**PROBLEM DETAILS:** Locate the word "JSON" in the entries below, then gather every line that holds it.

----------------------------------------

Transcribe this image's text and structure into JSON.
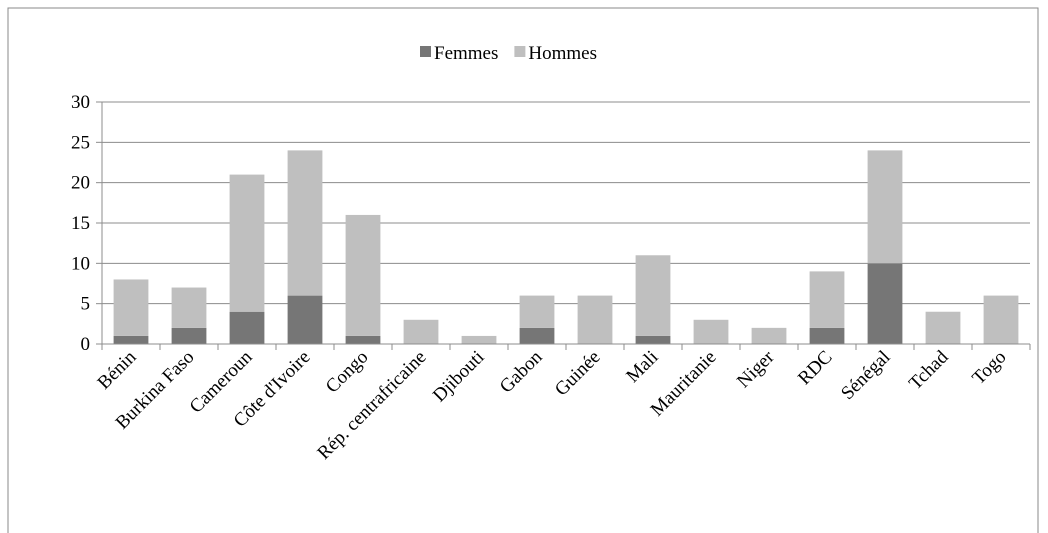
{
  "chart_data": {
    "type": "stacked_bar",
    "categories": [
      "Bénin",
      "Burkina Faso",
      "Cameroun",
      "Côte d'Ivoire",
      "Congo",
      "Rép. centrafricaine",
      "Djibouti",
      "Gabon",
      "Guinée",
      "Mali",
      "Mauritanie",
      "Niger",
      "RDC",
      "Sénégal",
      "Tchad",
      "Togo"
    ],
    "series": [
      {
        "name": "Femmes",
        "color": "#767676",
        "values": [
          1,
          2,
          4,
          6,
          1,
          0,
          0,
          2,
          0,
          1,
          0,
          0,
          2,
          10,
          0,
          0
        ]
      },
      {
        "name": "Hommes",
        "color": "#bfbfbf",
        "values": [
          7,
          5,
          17,
          18,
          15,
          3,
          1,
          4,
          6,
          10,
          3,
          2,
          7,
          14,
          4,
          6
        ]
      }
    ],
    "ylim": [
      0,
      30
    ],
    "yticks": [
      0,
      5,
      10,
      15,
      20,
      25,
      30
    ],
    "grid": true,
    "legend": "top"
  }
}
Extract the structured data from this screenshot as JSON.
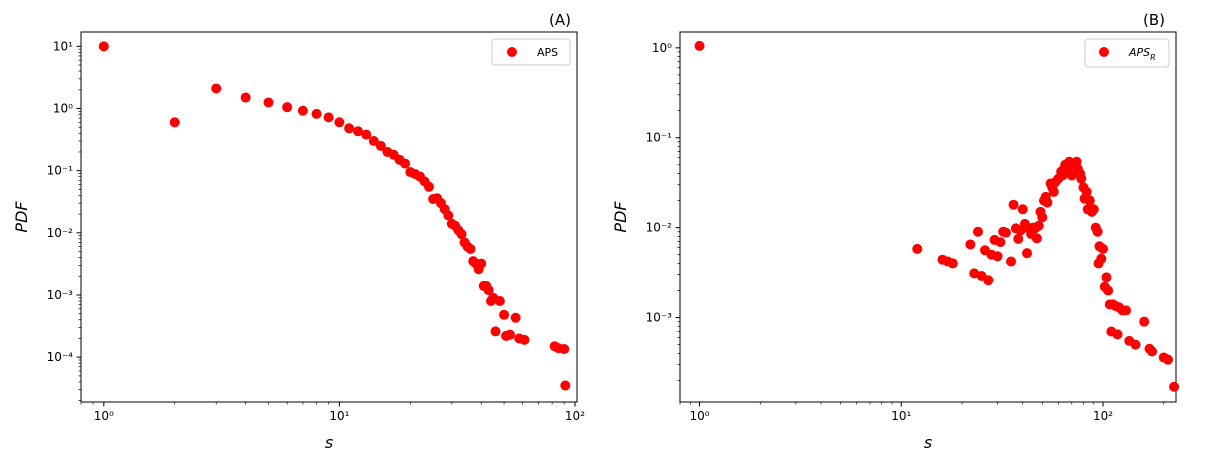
{
  "chart_data": [
    {
      "type": "scatter",
      "panel_label": "(A)",
      "xlabel": "s",
      "ylabel": "PDF",
      "xscale": "log",
      "yscale": "log",
      "xlim": [
        0.8,
        102
      ],
      "ylim": [
        1.9e-05,
        17
      ],
      "x_ticks": [
        1,
        10,
        100
      ],
      "y_ticks": [
        0.0001,
        0.001,
        0.01,
        0.1,
        1,
        10
      ],
      "grid": false,
      "legend_placement": "top-right",
      "color": "#ff0000",
      "series": [
        {
          "name": "APS",
          "points": [
            [
              1,
              10
            ],
            [
              2,
              0.6
            ],
            [
              3,
              2.1
            ],
            [
              4,
              1.5
            ],
            [
              5,
              1.25
            ],
            [
              6,
              1.05
            ],
            [
              7,
              0.92
            ],
            [
              8,
              0.82
            ],
            [
              9,
              0.72
            ],
            [
              10,
              0.6
            ],
            [
              11,
              0.48
            ],
            [
              12,
              0.43
            ],
            [
              13,
              0.38
            ],
            [
              14,
              0.3
            ],
            [
              15,
              0.25
            ],
            [
              16,
              0.2
            ],
            [
              17,
              0.18
            ],
            [
              18,
              0.15
            ],
            [
              19,
              0.13
            ],
            [
              20,
              0.095
            ],
            [
              21,
              0.088
            ],
            [
              22,
              0.08
            ],
            [
              23,
              0.067
            ],
            [
              24,
              0.055
            ],
            [
              25,
              0.035
            ],
            [
              26,
              0.036
            ],
            [
              27,
              0.03
            ],
            [
              28,
              0.024
            ],
            [
              29,
              0.019
            ],
            [
              30,
              0.014
            ],
            [
              31,
              0.013
            ],
            [
              32,
              0.011
            ],
            [
              33,
              0.0095
            ],
            [
              34,
              0.007
            ],
            [
              35,
              0.006
            ],
            [
              36,
              0.0055
            ],
            [
              37,
              0.0035
            ],
            [
              38,
              0.0032
            ],
            [
              39,
              0.0026
            ],
            [
              40,
              0.0032
            ],
            [
              41,
              0.0014
            ],
            [
              42,
              0.0014
            ],
            [
              43,
              0.0012
            ],
            [
              44,
              0.0008
            ],
            [
              45,
              0.0009
            ],
            [
              46,
              0.00026
            ],
            [
              48,
              0.0008
            ],
            [
              50,
              0.00048
            ],
            [
              51,
              0.00022
            ],
            [
              53,
              0.00023
            ],
            [
              56,
              0.00043
            ],
            [
              58,
              0.0002
            ],
            [
              61,
              0.00019
            ],
            [
              82,
              0.00015
            ],
            [
              85,
              0.00014
            ],
            [
              90,
              0.000135
            ],
            [
              91,
              3.5e-05
            ]
          ]
        }
      ]
    },
    {
      "type": "scatter",
      "panel_label": "(B)",
      "xlabel": "s",
      "ylabel": "PDF",
      "xscale": "log",
      "yscale": "log",
      "xlim": [
        0.8,
        230
      ],
      "ylim": [
        0.000115,
        1.5
      ],
      "x_ticks": [
        1,
        10,
        100
      ],
      "y_ticks": [
        0.001,
        0.01,
        0.1,
        1
      ],
      "grid": false,
      "legend_placement": "top-right",
      "color": "#ff0000",
      "series": [
        {
          "name": "APS",
          "name_subscript": "R",
          "points": [
            [
              1,
              1.05
            ],
            [
              12,
              0.0058
            ],
            [
              16,
              0.0044
            ],
            [
              17,
              0.0042
            ],
            [
              18,
              0.004
            ],
            [
              22,
              0.0065
            ],
            [
              23,
              0.0031
            ],
            [
              24,
              0.009
            ],
            [
              25,
              0.0029
            ],
            [
              26,
              0.0056
            ],
            [
              27,
              0.0026
            ],
            [
              28,
              0.005
            ],
            [
              29,
              0.0073
            ],
            [
              30,
              0.0048
            ],
            [
              31,
              0.0069
            ],
            [
              32,
              0.009
            ],
            [
              33,
              0.0088
            ],
            [
              35,
              0.0042
            ],
            [
              36,
              0.018
            ],
            [
              37,
              0.0098
            ],
            [
              38,
              0.0075
            ],
            [
              39,
              0.0093
            ],
            [
              40,
              0.016
            ],
            [
              41,
              0.011
            ],
            [
              42,
              0.0052
            ],
            [
              43,
              0.0098
            ],
            [
              44,
              0.0085
            ],
            [
              45,
              0.01
            ],
            [
              46,
              0.0098
            ],
            [
              47,
              0.0076
            ],
            [
              48,
              0.0105
            ],
            [
              49,
              0.015
            ],
            [
              50,
              0.013
            ],
            [
              51,
              0.02
            ],
            [
              52,
              0.022
            ],
            [
              53,
              0.019
            ],
            [
              55,
              0.031
            ],
            [
              56,
              0.028
            ],
            [
              57,
              0.025
            ],
            [
              58,
              0.032
            ],
            [
              60,
              0.035
            ],
            [
              62,
              0.042
            ],
            [
              63,
              0.038
            ],
            [
              64,
              0.045
            ],
            [
              65,
              0.05
            ],
            [
              67,
              0.043
            ],
            [
              68,
              0.054
            ],
            [
              70,
              0.038
            ],
            [
              72,
              0.05
            ],
            [
              74,
              0.054
            ],
            [
              75,
              0.045
            ],
            [
              77,
              0.04
            ],
            [
              78,
              0.035
            ],
            [
              80,
              0.028
            ],
            [
              81,
              0.021
            ],
            [
              83,
              0.025
            ],
            [
              84,
              0.016
            ],
            [
              86,
              0.02
            ],
            [
              88,
              0.015
            ],
            [
              90,
              0.016
            ],
            [
              92,
              0.01
            ],
            [
              94,
              0.009
            ],
            [
              95,
              0.004
            ],
            [
              96,
              0.0062
            ],
            [
              98,
              0.0045
            ],
            [
              100,
              0.0058
            ],
            [
              102,
              0.0022
            ],
            [
              104,
              0.0028
            ],
            [
              106,
              0.002
            ],
            [
              108,
              0.0014
            ],
            [
              110,
              0.0007
            ],
            [
              112,
              0.0014
            ],
            [
              115,
              0.00135
            ],
            [
              118,
              0.00065
            ],
            [
              120,
              0.0013
            ],
            [
              125,
              0.0012
            ],
            [
              130,
              0.0012
            ],
            [
              135,
              0.00055
            ],
            [
              145,
              0.0005
            ],
            [
              160,
              0.0009
            ],
            [
              170,
              0.00045
            ],
            [
              175,
              0.00042
            ],
            [
              200,
              0.00036
            ],
            [
              210,
              0.00034
            ],
            [
              225,
              0.00017
            ]
          ]
        }
      ]
    }
  ]
}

----------------------------------------

**EXERCISE RESULT:**
Transcribe this image's text and structure into JSON.
Extract the structured data from this screenshot as JSON.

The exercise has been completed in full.